* _TEXTO PARA LEER_
A primera vista, debería ser una buena noticia. Y es que en una economía que el año pasado creció un tímido 2,5 por ciento, resulta destacable un sector cuyos ingresos aumentaron 22 por ciento y cuyas utilidades subieron 27 por ciento, así fuera en términos nominales. Ese fue el caso de la seguridad privada en Colombia, según un estudio hecho público por la Superintendencia que controla al ramo, dado a conocer a comienzos del mes. De acuerdo con la entidad, las ventas de las empresas que componen la actividad y que incluyen a las que ofrecen servicios de vigilancia, transporte de valores o blindaje, entre otros, alcanzaron los 3,8 billones de pesos.
Semejante cifra no es de poca monta. De hecho, lo facturado supera lo recibido por las compañías bananeras, las de flores o las dedicadas a la hotelería y el turismo, todas intensivas en mano de obra. Un cálculo conservador dice que el personal empleado en seguridad privada llega a por lo menos 170.000 personas, una cantidad que supera al número de efectivos de la Policía Nacional. Ello explica por qué, a pesar de tener el 7,7 por ciento de la población de América Latina, Colombia tiene un peso del 15 por ciento en el total de gastos regionales en la materia.

* _QUÉ HACER_
1 - Devuelve sin cambios el pasaje del texto sobre la seguridad privada en Colombia que comienza con "Semejante cifra no" y sigue hasta "en la materia.".
2 - Prolonga el texto sobre la seguridad privada en Colombia a partir de su última oración.
Las filas no hacen falta para resolver nada.

* _MATERIAL APORTADO_
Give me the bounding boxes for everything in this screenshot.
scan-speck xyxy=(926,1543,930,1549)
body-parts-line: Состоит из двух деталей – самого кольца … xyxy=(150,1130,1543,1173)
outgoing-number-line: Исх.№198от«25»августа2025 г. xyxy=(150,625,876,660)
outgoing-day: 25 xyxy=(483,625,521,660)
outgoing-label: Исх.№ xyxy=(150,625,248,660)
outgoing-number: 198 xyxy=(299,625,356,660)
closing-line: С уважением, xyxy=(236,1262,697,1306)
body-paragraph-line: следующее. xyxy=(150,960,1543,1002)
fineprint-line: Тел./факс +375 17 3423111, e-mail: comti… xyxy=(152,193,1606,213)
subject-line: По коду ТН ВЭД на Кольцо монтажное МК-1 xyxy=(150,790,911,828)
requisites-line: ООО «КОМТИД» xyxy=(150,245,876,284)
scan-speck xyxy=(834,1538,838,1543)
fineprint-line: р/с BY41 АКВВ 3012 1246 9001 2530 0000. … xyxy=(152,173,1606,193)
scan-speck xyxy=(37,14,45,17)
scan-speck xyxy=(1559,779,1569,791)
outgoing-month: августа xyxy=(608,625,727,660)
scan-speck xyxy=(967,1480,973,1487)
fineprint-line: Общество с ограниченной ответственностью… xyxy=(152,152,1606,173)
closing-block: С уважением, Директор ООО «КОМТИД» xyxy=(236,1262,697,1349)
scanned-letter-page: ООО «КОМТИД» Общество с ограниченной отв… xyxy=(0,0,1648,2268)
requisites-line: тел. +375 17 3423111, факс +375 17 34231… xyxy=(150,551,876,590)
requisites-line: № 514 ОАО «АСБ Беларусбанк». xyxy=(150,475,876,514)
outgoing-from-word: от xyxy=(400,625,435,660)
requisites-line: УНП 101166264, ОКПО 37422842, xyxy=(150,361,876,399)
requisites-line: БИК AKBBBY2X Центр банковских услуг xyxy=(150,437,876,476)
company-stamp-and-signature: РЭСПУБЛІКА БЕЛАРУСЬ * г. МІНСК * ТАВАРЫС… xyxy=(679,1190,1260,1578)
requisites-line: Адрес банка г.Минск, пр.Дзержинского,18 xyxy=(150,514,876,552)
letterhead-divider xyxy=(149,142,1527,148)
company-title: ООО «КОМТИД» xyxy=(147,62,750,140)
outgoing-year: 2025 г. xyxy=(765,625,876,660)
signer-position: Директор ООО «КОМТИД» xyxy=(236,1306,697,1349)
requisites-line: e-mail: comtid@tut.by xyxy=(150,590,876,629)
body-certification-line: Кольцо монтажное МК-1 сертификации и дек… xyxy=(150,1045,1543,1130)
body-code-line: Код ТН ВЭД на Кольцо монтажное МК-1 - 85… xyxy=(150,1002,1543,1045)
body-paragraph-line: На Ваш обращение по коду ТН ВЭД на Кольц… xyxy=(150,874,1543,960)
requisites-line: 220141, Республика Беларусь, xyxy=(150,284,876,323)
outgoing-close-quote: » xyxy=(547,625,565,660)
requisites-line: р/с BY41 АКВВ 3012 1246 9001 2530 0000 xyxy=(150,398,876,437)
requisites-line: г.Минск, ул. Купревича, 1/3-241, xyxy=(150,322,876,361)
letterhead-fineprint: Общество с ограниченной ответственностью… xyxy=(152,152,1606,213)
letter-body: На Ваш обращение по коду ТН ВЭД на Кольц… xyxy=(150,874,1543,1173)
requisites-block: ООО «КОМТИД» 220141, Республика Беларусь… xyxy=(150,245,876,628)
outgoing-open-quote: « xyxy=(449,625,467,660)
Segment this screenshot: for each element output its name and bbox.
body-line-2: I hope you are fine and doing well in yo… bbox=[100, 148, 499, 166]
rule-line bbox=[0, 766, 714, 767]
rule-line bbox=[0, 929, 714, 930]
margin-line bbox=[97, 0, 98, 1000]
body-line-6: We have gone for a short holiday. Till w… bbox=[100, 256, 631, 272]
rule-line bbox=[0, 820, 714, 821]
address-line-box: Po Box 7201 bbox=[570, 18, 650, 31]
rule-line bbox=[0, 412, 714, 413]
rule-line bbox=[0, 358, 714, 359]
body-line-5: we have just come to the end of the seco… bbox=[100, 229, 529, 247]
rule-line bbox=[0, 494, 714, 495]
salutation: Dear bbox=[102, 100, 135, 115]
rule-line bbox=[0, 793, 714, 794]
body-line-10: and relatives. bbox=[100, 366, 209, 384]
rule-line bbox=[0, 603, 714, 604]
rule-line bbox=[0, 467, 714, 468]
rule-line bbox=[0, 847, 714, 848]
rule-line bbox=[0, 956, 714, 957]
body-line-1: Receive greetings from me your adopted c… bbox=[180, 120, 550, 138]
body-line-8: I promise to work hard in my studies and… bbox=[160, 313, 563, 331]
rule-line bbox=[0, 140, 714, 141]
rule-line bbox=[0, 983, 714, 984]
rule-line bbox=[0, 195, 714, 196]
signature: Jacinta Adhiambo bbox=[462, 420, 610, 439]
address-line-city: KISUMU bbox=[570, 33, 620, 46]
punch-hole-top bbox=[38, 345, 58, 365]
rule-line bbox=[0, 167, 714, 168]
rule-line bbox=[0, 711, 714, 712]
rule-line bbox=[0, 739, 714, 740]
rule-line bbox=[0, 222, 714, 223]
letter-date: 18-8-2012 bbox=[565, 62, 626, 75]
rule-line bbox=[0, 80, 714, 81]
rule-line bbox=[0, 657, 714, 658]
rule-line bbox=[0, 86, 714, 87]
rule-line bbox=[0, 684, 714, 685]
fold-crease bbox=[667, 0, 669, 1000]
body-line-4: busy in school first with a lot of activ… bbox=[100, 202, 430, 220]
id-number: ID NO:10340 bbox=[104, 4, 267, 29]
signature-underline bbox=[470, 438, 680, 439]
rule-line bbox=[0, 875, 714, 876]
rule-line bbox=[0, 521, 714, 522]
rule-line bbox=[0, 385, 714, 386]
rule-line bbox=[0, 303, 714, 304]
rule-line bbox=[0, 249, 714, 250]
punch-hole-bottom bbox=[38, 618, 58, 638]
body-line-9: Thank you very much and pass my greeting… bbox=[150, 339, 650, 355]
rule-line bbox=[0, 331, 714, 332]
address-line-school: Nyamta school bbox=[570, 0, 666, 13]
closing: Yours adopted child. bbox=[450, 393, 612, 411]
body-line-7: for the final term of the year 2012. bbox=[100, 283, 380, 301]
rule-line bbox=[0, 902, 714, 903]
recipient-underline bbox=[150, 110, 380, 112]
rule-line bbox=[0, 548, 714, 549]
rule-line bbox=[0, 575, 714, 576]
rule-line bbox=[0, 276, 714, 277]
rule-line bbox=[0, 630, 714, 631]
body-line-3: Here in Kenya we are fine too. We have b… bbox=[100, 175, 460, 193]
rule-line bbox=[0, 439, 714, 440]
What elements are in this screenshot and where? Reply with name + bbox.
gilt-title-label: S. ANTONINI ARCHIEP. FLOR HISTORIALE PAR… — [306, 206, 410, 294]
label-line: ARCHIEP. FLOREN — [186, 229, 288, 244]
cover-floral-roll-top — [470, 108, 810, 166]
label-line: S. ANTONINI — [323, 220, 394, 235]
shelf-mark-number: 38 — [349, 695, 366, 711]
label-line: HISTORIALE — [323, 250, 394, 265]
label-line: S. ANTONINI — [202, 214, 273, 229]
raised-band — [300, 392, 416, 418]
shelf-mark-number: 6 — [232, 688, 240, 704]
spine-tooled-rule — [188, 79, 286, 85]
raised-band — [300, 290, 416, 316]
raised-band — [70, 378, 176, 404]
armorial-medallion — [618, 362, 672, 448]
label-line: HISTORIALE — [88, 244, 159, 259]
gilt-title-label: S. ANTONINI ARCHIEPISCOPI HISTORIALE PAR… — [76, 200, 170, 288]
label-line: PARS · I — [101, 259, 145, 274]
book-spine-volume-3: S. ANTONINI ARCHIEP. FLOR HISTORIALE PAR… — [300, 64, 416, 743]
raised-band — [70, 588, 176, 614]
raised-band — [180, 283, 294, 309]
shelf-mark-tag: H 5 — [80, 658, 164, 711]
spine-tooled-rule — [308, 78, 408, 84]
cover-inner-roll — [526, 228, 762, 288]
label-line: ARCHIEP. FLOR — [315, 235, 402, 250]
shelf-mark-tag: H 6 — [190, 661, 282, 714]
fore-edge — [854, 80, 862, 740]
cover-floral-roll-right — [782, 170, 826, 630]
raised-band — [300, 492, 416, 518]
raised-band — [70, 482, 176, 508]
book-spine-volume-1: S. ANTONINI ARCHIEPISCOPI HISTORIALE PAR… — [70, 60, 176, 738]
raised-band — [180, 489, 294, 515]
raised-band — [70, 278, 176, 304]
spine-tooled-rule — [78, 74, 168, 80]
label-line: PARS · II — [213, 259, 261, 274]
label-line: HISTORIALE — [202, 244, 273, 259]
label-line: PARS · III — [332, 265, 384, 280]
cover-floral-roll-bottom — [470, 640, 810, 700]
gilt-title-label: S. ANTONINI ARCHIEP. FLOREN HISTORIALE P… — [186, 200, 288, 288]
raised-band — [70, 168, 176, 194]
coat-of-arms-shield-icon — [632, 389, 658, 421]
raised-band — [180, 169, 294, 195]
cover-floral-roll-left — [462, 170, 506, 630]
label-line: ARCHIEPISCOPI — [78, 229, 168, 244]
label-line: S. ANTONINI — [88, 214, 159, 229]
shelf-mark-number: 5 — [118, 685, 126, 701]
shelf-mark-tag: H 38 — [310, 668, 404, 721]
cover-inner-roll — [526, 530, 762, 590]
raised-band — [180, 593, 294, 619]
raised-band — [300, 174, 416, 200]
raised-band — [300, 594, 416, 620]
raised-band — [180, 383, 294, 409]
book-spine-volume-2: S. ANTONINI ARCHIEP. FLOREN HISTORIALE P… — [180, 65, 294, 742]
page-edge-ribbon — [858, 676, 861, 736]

* _RESPUESTAS_
1 -
Semejante cifra no es de poca monta. De hecho, lo facturado supera lo recibido por las compañías bananeras, las de flores o las dedicadas a la hotelería y el turismo, todas intensivas en mano de obra. Un cálculo conservador dice que el personal empleado en seguridad privada llega a por lo menos 170.000 personas, una cantidad que supera al número de efectivos de la Policía Nacional. Ello explica por qué, a pesar de tener el 7,7 por ciento de la población de América Latina, Colombia tiene un peso del 15 por ciento en el total de gastos regionales en la materia.

2 -
Aunque todos esos números son sintomáticos de un negocio que es bueno, cuyas ganancias ascendieron a 129.341 millones de pesos en el 2008, con una rentabilidad patrimonial del 15,4 por ciento, hay otra manera de ver las cosas. Esta es que a pesar del inmenso esfuerzo hecho por el Gobierno colombiano para financiar la política de Seguridad Democrática, el sector privado y los ciudadanos del común también tienen que destinar un mayor volumen de recursos a proteger sus bienes o actividades.
En respuesta, no faltará quien diga que en el mundo de hoy, esta es una realidad. Por lo tanto, en la medida en que el terrorismo y el crimen común y organizado extienden sus tentáculos en las más diversas latitudes, hay que establecer protocolos y diseñar medidas propias, que no dependen del accionar de las autoridades. Estas incluyen desde las más elementales formas de celaduría, hasta la contratación de genios de la computación para defenderse de los piratas informáticos que usan medios electrónicos para apropiarse de secretos corporativos o entrar en cuentas de banco ajenas. Bajo ese punto de vista, hay quienes consideran que la seguridad más que un gasto es una inversión.
Pero sin entrar en un debate semántico, no se puede desconocer que en comparación con lo que hace el Estado, los colombianos también ponen de su parte. Quien quiera hacer un paralelo tiene que tener en cuenta que el presupuesto de las Fuerzas Militares en el 2009 es de 10,1 billones de pesos, mientras que el de la Policía es de 5,5 billones. De esa suma combinada, menos de la mitad corresponde a gastos de personal, en los que están comprendidos los 429.355 individuos que componían la Fuerza Pública en mayo (37 por ciento más que en el 2002), según el Ministerio de Defensa.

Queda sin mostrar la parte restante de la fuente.